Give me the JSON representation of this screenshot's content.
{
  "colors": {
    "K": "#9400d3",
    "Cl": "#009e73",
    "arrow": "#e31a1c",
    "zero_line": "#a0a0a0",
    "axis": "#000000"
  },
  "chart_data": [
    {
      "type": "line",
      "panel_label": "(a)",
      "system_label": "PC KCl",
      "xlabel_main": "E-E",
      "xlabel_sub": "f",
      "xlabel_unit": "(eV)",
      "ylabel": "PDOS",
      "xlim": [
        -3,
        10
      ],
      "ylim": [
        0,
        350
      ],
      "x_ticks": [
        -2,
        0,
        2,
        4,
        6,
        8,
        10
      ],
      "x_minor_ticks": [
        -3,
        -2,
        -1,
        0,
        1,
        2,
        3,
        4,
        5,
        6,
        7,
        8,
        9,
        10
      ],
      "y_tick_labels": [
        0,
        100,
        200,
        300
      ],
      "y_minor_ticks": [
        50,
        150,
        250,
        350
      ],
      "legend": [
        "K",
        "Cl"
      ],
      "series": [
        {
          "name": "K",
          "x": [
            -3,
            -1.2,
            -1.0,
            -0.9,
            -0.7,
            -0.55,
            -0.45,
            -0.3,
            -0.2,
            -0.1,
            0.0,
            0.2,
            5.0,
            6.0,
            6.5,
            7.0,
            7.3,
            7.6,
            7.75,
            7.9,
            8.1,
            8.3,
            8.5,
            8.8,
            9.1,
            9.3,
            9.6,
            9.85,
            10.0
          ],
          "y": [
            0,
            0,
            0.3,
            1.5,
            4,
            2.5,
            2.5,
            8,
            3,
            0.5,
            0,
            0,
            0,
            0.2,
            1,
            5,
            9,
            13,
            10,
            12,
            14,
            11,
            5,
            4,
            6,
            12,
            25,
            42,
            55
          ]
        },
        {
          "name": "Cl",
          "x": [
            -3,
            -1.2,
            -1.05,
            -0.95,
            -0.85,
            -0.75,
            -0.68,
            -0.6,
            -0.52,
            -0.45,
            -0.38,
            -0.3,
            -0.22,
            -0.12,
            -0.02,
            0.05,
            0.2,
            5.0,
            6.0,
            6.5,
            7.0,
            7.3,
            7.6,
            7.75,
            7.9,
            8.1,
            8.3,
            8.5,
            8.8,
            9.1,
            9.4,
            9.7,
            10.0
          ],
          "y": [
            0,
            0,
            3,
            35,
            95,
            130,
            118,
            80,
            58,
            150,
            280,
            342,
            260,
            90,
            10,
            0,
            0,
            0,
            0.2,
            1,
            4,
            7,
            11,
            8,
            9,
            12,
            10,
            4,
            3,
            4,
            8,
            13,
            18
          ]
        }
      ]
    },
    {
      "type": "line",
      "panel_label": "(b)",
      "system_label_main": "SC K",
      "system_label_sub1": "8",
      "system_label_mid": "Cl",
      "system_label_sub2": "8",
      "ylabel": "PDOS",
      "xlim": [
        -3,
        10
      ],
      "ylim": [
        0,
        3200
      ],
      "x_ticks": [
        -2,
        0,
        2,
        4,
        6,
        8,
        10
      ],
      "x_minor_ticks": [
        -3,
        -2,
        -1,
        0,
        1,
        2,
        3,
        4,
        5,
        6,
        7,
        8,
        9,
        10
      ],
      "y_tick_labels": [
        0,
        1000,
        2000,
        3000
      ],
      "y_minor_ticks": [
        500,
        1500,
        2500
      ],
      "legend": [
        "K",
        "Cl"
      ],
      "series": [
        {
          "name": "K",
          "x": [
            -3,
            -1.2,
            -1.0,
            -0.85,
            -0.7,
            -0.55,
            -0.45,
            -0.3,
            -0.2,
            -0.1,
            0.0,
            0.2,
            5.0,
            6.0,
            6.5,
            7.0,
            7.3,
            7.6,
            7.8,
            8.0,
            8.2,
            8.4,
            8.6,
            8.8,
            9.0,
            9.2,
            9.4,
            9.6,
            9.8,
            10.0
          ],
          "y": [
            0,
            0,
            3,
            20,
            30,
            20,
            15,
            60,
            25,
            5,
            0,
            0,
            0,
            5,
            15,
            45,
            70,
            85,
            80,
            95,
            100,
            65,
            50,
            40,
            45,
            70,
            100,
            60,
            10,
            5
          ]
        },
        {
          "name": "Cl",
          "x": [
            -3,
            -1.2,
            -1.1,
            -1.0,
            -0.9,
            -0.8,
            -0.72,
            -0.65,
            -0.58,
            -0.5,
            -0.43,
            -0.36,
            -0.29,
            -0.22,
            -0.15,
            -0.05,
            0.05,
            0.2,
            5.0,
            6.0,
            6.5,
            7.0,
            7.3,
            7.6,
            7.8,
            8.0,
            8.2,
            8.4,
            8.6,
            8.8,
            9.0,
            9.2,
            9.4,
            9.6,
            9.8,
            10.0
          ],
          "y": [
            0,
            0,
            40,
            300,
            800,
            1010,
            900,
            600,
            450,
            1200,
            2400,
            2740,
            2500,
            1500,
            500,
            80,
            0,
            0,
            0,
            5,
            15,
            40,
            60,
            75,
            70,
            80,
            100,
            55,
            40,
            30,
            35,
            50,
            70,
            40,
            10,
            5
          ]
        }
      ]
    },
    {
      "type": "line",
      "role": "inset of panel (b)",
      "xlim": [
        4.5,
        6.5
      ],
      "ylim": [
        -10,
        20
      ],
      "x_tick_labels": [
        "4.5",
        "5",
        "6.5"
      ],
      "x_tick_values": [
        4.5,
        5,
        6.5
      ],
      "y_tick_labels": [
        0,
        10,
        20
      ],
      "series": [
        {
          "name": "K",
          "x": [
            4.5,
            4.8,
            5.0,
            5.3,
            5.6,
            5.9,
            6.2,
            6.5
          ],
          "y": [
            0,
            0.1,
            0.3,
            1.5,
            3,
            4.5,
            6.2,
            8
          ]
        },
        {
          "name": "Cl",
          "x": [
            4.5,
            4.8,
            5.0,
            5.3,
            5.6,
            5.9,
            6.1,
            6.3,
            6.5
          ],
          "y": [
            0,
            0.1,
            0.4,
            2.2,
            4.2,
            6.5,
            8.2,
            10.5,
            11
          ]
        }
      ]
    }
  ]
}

•••••

:: YOUR OBJECTIVE ::
Go through the material above line by line and copy it exactly.

:: EXERCISE SOLUTION ::
Give me the JSON representation of this screenshot's content.
{
  "colors": {
    "K": "#9400d3",
    "Cl": "#009e73",
    "arrow": "#e31a1c",
    "zero_line": "#a0a0a0",
    "axis": "#000000"
  },
  "chart_data": [
    {
      "type": "line",
      "panel_label": "(a)",
      "system_label": "PC KCl",
      "xlabel_main": "E-E",
      "xlabel_sub": "f",
      "xlabel_unit": "(eV)",
      "ylabel": "PDOS",
      "xlim": [
        -3,
        10
      ],
      "ylim": [
        0,
        350
      ],
      "x_ticks": [
        -2,
        0,
        2,
        4,
        6,
        8,
        10
      ],
      "x_minor_ticks": [
        -3,
        -2,
        -1,
        0,
        1,
        2,
        3,
        4,
        5,
        6,
        7,
        8,
        9,
        10
      ],
      "y_tick_labels": [
        0,
        100,
        200,
        300
      ],
      "y_minor_ticks": [
        50,
        150,
        250,
        350
      ],
      "legend": [
        "K",
        "Cl"
      ],
      "series": [
        {
          "name": "K",
          "x": [
            -3,
            -1.2,
            -1.0,
            -0.9,
            -0.7,
            -0.55,
            -0.45,
            -0.3,
            -0.2,
            -0.1,
            0.0,
            0.2,
            5.0,
            6.0,
            6.5,
            7.0,
            7.3,
            7.6,
            7.75,
            7.9,
            8.1,
            8.3,
            8.5,
            8.8,
            9.1,
            9.3,
            9.6,
            9.85,
            10.0
          ],
          "y": [
            0,
            0,
            0.3,
            1.5,
            4,
            2.5,
            2.5,
            8,
            3,
            0.5,
            0,
            0,
            0,
            0.2,
            1,
            5,
            9,
            13,
            10,
            12,
            14,
            11,
            5,
            4,
            6,
            12,
            25,
            42,
            55
          ]
        },
        {
          "name": "Cl",
          "x": [
            -3,
            -1.2,
            -1.05,
            -0.95,
            -0.85,
            -0.75,
            -0.68,
            -0.6,
            -0.52,
            -0.45,
            -0.38,
            -0.3,
            -0.22,
            -0.12,
            -0.02,
            0.05,
            0.2,
            5.0,
            6.0,
            6.5,
            7.0,
            7.3,
            7.6,
            7.75,
            7.9,
            8.1,
            8.3,
            8.5,
            8.8,
            9.1,
            9.4,
            9.7,
            10.0
          ],
          "y": [
            0,
            0,
            3,
            35,
            95,
            130,
            118,
            80,
            58,
            150,
            280,
            342,
            260,
            90,
            10,
            0,
            0,
            0,
            0.2,
            1,
            4,
            7,
            11,
            8,
            9,
            12,
            10,
            4,
            3,
            4,
            8,
            13,
            18
          ]
        }
      ]
    },
    {
      "type": "line",
      "panel_label": "(b)",
      "system_label_main": "SC K",
      "system_label_sub1": "8",
      "system_label_mid": "Cl",
      "system_label_sub2": "8",
      "ylabel": "PDOS",
      "xlim": [
        -3,
        10
      ],
      "ylim": [
        0,
        3200
      ],
      "x_ticks": [
        -2,
        0,
        2,
        4,
        6,
        8,
        10
      ],
      "x_minor_ticks": [
        -3,
        -2,
        -1,
        0,
        1,
        2,
        3,
        4,
        5,
        6,
        7,
        8,
        9,
        10
      ],
      "y_tick_labels": [
        0,
        1000,
        2000,
        3000
      ],
      "y_minor_ticks": [
        500,
        1500,
        2500
      ],
      "legend": [
        "K",
        "Cl"
      ],
      "series": [
        {
          "name": "K",
          "x": [
            -3,
            -1.2,
            -1.0,
            -0.85,
            -0.7,
            -0.55,
            -0.45,
            -0.3,
            -0.2,
            -0.1,
            0.0,
            0.2,
            5.0,
            6.0,
            6.5,
            7.0,
            7.3,
            7.6,
            7.8,
            8.0,
            8.2,
            8.4,
            8.6,
            8.8,
            9.0,
            9.2,
            9.4,
            9.6,
            9.8,
            10.0
          ],
          "y": [
            0,
            0,
            3,
            20,
            30,
            20,
            15,
            60,
            25,
            5,
            0,
            0,
            0,
            5,
            15,
            45,
            70,
            85,
            80,
            95,
            100,
            65,
            50,
            40,
            45,
            70,
            100,
            60,
            10,
            5
          ]
        },
        {
          "name": "Cl",
          "x": [
            -3,
            -1.2,
            -1.1,
            -1.0,
            -0.9,
            -0.8,
            -0.72,
            -0.65,
            -0.58,
            -0.5,
            -0.43,
            -0.36,
            -0.29,
            -0.22,
            -0.15,
            -0.05,
            0.05,
            0.2,
            5.0,
            6.0,
            6.5,
            7.0,
            7.3,
            7.6,
            7.8,
            8.0,
            8.2,
            8.4,
            8.6,
            8.8,
            9.0,
            9.2,
            9.4,
            9.6,
            9.8,
            10.0
          ],
          "y": [
            0,
            0,
            40,
            300,
            800,
            1010,
            900,
            600,
            450,
            1200,
            2400,
            2740,
            2500,
            1500,
            500,
            80,
            0,
            0,
            0,
            5,
            15,
            40,
            60,
            75,
            70,
            80,
            100,
            55,
            40,
            30,
            35,
            50,
            70,
            40,
            10,
            5
          ]
        }
      ]
    },
    {
      "type": "line",
      "role": "inset of panel (b)",
      "xlim": [
        4.5,
        6.5
      ],
      "ylim": [
        -10,
        20
      ],
      "x_tick_labels": [
        "4.5",
        "5",
        "6.5"
      ],
      "x_tick_values": [
        4.5,
        5,
        6.5
      ],
      "y_tick_labels": [
        0,
        10,
        20
      ],
      "series": [
        {
          "name": "K",
          "x": [
            4.5,
            4.8,
            5.0,
            5.3,
            5.6,
            5.9,
            6.2,
            6.5
          ],
          "y": [
            0,
            0.1,
            0.3,
            1.5,
            3,
            4.5,
            6.2,
            8
          ]
        },
        {
          "name": "Cl",
          "x": [
            4.5,
            4.8,
            5.0,
            5.3,
            5.6,
            5.9,
            6.1,
            6.3,
            6.5
          ],
          "y": [
            0,
            0.1,
            0.4,
            2.2,
            4.2,
            6.5,
            8.2,
            10.5,
            11
          ]
        }
      ]
    }
  ]
}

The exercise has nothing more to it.